=== WHAT IS ASKED ===
Lines containing the string "name" are to be counted; report the total by itself.

** START OF RECORD LIST **

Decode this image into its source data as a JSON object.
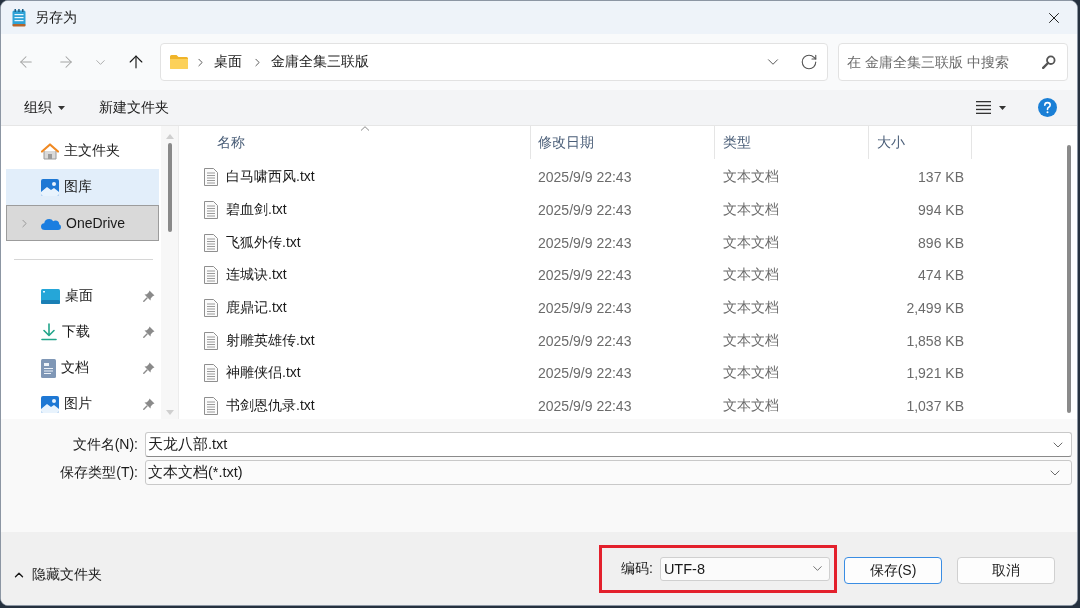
{
  "window": {
    "title": "另存为"
  },
  "navigation": {
    "buttons": [
      {
        "kind": "back",
        "disabled": true
      },
      {
        "kind": "forward",
        "disabled": true
      },
      {
        "kind": "recent",
        "disabled": true
      },
      {
        "kind": "up",
        "disabled": false
      }
    ],
    "breadcrumbs": [
      "桌面",
      "金庸全集三联版"
    ],
    "search": {
      "placeholder": "在 金庸全集三联版 中搜索"
    }
  },
  "toolbar": {
    "organize": "组织",
    "new_folder": "新建文件夹"
  },
  "sidebar": {
    "groups": [
      {
        "items": [
          {
            "label": "主文件夹",
            "kind": "home",
            "expandable": false,
            "pinned": false,
            "selected": false,
            "focused": false
          },
          {
            "label": "图库",
            "kind": "gallery",
            "expandable": false,
            "pinned": false,
            "selected": true,
            "focused": false
          },
          {
            "label": "OneDrive",
            "kind": "cloud",
            "expandable": true,
            "pinned": false,
            "selected": false,
            "focused": true
          }
        ]
      },
      {
        "items": [
          {
            "label": "桌面",
            "kind": "desktop",
            "expandable": false,
            "pinned": true,
            "selected": false,
            "focused": false
          },
          {
            "label": "下载",
            "kind": "download",
            "expandable": false,
            "pinned": true,
            "selected": false,
            "focused": false
          },
          {
            "label": "文档",
            "kind": "documents",
            "expandable": false,
            "pinned": true,
            "selected": false,
            "focused": false
          },
          {
            "label": "图片",
            "kind": "pictures",
            "expandable": false,
            "pinned": true,
            "selected": false,
            "focused": false
          }
        ]
      }
    ]
  },
  "file_list": {
    "columns": [
      {
        "label": "名称",
        "sorted": true
      },
      {
        "label": "修改日期",
        "sorted": false
      },
      {
        "label": "类型",
        "sorted": false
      },
      {
        "label": "大小",
        "sorted": false
      }
    ],
    "rows": [
      {
        "name": "白马啸西风.txt",
        "modified": "2025/9/9 22:43",
        "type": "文本文档",
        "size": "137 KB"
      },
      {
        "name": "碧血剑.txt",
        "modified": "2025/9/9 22:43",
        "type": "文本文档",
        "size": "994 KB"
      },
      {
        "name": "飞狐外传.txt",
        "modified": "2025/9/9 22:43",
        "type": "文本文档",
        "size": "896 KB"
      },
      {
        "name": "连城诀.txt",
        "modified": "2025/9/9 22:43",
        "type": "文本文档",
        "size": "474 KB"
      },
      {
        "name": "鹿鼎记.txt",
        "modified": "2025/9/9 22:43",
        "type": "文本文档",
        "size": "2,499 KB"
      },
      {
        "name": "射雕英雄传.txt",
        "modified": "2025/9/9 22:43",
        "type": "文本文档",
        "size": "1,858 KB"
      },
      {
        "name": "神雕侠侣.txt",
        "modified": "2025/9/9 22:43",
        "type": "文本文档",
        "size": "1,921 KB"
      },
      {
        "name": "书剑恩仇录.txt",
        "modified": "2025/9/9 22:43",
        "type": "文本文档",
        "size": "1,037 KB"
      }
    ]
  },
  "save_form": {
    "fields": [
      {
        "label": "文件名(N):",
        "value": "天龙八部.txt",
        "kind": "editable"
      },
      {
        "label": "保存类型(T):",
        "value": "文本文档(*.txt)",
        "kind": "dropdown"
      }
    ]
  },
  "footer": {
    "hide_folders": "隐藏文件夹",
    "encoding": {
      "label": "编码:",
      "value": "UTF-8",
      "highlighted": true
    },
    "buttons": [
      {
        "label": "保存(S)",
        "default": true
      },
      {
        "label": "取消",
        "default": false
      }
    ]
  }
}
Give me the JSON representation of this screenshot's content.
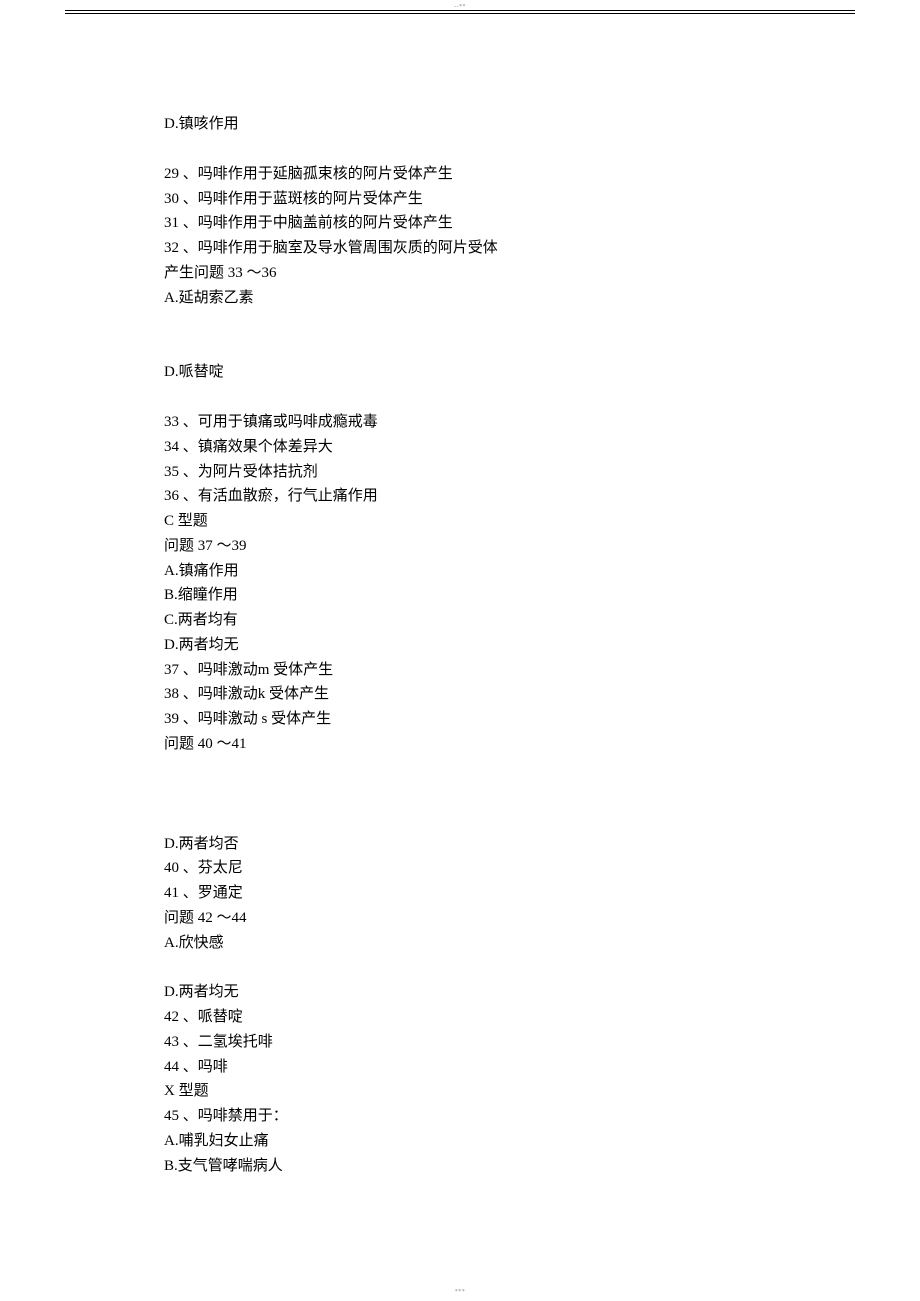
{
  "header_marker": "--**",
  "footer_marker": "***",
  "lines": {
    "l0": "D.镇咳作用",
    "l1": "29 、吗啡作用于延脑孤束核的阿片受体产生",
    "l2": "30 、吗啡作用于蓝斑核的阿片受体产生",
    "l3": "31 、吗啡作用于中脑盖前核的阿片受体产生",
    "l4": "32 、吗啡作用于脑室及导水管周围灰质的阿片受体",
    "l5": "产生问题 33 ～36",
    "l6": "A.延胡索乙素",
    "l7": "D.哌替啶",
    "l8": "33 、可用于镇痛或吗啡成瘾戒毒",
    "l9": "34 、镇痛效果个体差异大",
    "l10": "35 、为阿片受体拮抗剂",
    "l11": "36 、有活血散瘀，行气止痛作用",
    "l12": "C 型题",
    "l13": "问题 37 ～39",
    "l14": "A.镇痛作用",
    "l15": "B.缩瞳作用",
    "l16": "C.两者均有",
    "l17": "D.两者均无",
    "l18": "37 、吗啡激动m 受体产生",
    "l19": "38 、吗啡激动k 受体产生",
    "l20": "39 、吗啡激动 s 受体产生",
    "l21": "问题 40 ～41",
    "l22": "D.两者均否",
    "l23": "40 、芬太尼",
    "l24": "41 、罗通定",
    "l25": "问题 42 ～44",
    "l26": "A.欣快感",
    "l27": "D.两者均无",
    "l28": "42 、哌替啶",
    "l29": "43 、二氢埃托啡",
    "l30": "44 、吗啡",
    "l31": "X 型题",
    "l32": "45 、吗啡禁用于：",
    "l33": "A.哺乳妇女止痛",
    "l34": "B.支气管哮喘病人"
  }
}
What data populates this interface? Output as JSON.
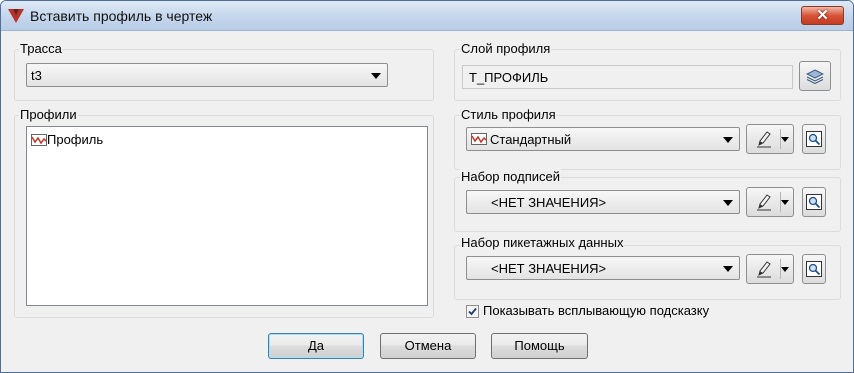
{
  "window": {
    "title": "Вставить профиль в чертеж",
    "close_glyph": "✕"
  },
  "alignment": {
    "label": "Трасса",
    "value": "t3"
  },
  "profiles": {
    "label": "Профили",
    "items": [
      {
        "icon": "profile-icon",
        "label": "Профиль"
      }
    ]
  },
  "profile_layer": {
    "label": "Слой профиля",
    "value": "Т_ПРОФИЛЬ",
    "button_icon": "layers-icon"
  },
  "profile_style": {
    "label": "Стиль профиля",
    "value": "Стандартный",
    "value_icon": "profile-style-icon"
  },
  "label_set": {
    "label": "Набор подписей",
    "value": "<НЕТ ЗНАЧЕНИЯ>"
  },
  "band_set": {
    "label": "Набор пикетажных данных",
    "value": "<НЕТ ЗНАЧЕНИЯ>"
  },
  "tooltip_option": {
    "label": "Показывать всплывающую подсказку",
    "checked": true
  },
  "buttons": {
    "ok": "Да",
    "cancel": "Отмена",
    "help": "Помощь"
  },
  "colors": {
    "title_bar": "#c4d6ec",
    "close_button": "#c43a1e",
    "dialog_background": "#f0f0f0",
    "default_button_border": "#3c7fb1"
  }
}
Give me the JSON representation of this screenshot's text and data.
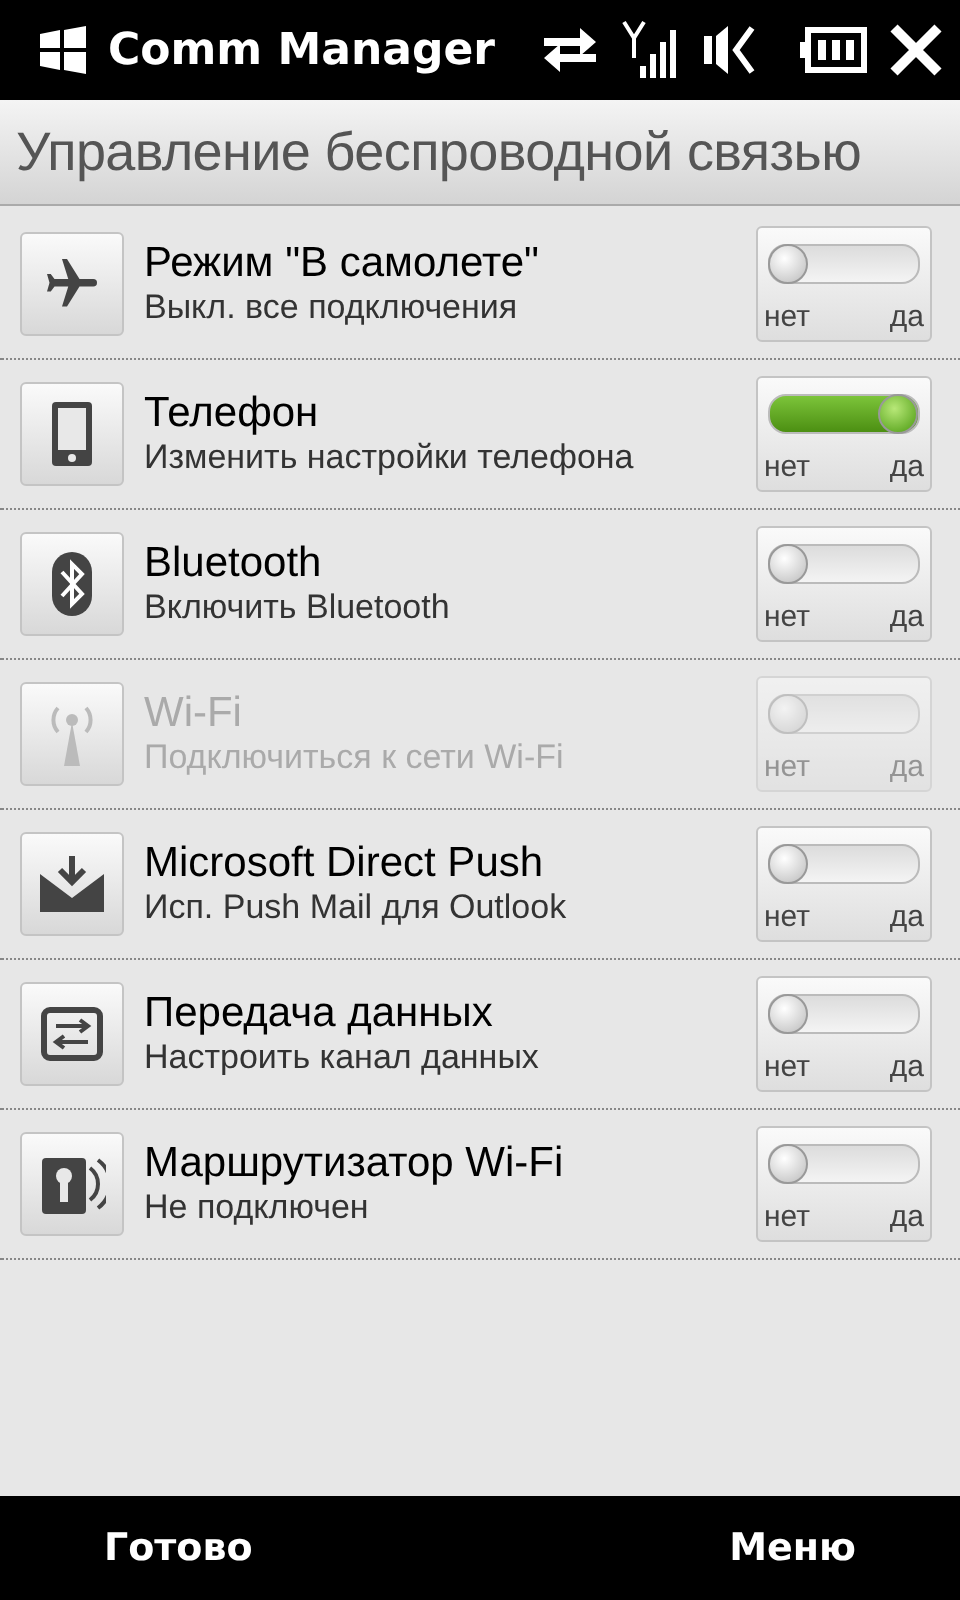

** END OF RECORD LIST **

=== RESULT FOR THIS EXERCISE ===
8